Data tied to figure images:

* start *

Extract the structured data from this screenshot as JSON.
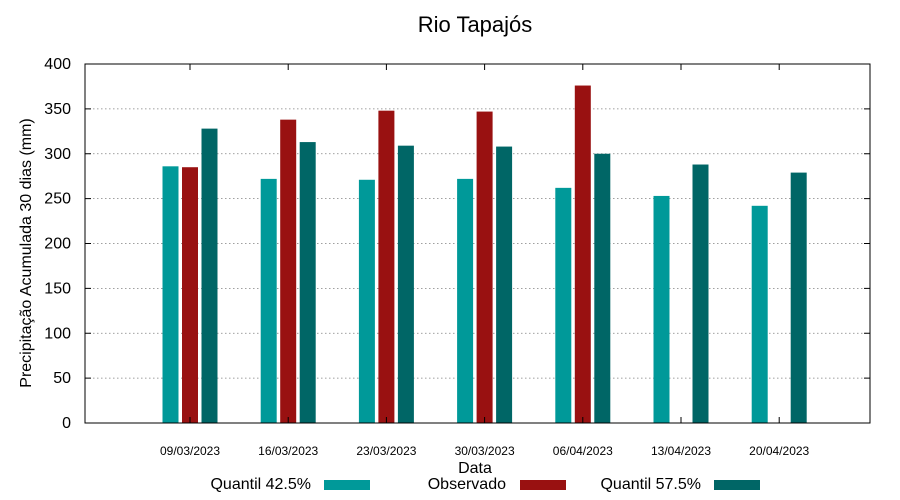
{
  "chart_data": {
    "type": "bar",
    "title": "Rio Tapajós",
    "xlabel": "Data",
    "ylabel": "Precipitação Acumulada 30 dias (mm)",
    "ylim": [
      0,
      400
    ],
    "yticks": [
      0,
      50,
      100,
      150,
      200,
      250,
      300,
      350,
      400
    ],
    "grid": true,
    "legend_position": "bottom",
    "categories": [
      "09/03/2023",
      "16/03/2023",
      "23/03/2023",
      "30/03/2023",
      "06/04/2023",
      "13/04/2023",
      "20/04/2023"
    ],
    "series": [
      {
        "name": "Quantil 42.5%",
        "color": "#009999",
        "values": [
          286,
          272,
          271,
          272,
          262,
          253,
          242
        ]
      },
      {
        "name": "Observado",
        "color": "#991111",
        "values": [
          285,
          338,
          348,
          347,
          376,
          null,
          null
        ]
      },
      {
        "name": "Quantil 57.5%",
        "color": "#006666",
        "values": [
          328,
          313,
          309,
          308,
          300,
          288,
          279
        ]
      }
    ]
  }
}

* end *

- **What to produce**
Identify the lines of the data that contain the word "name". Copy each of them.

- **The solution**
        "name": "Quantil 42.5%",
        "name": "Observado",
        "name": "Quantil 57.5%",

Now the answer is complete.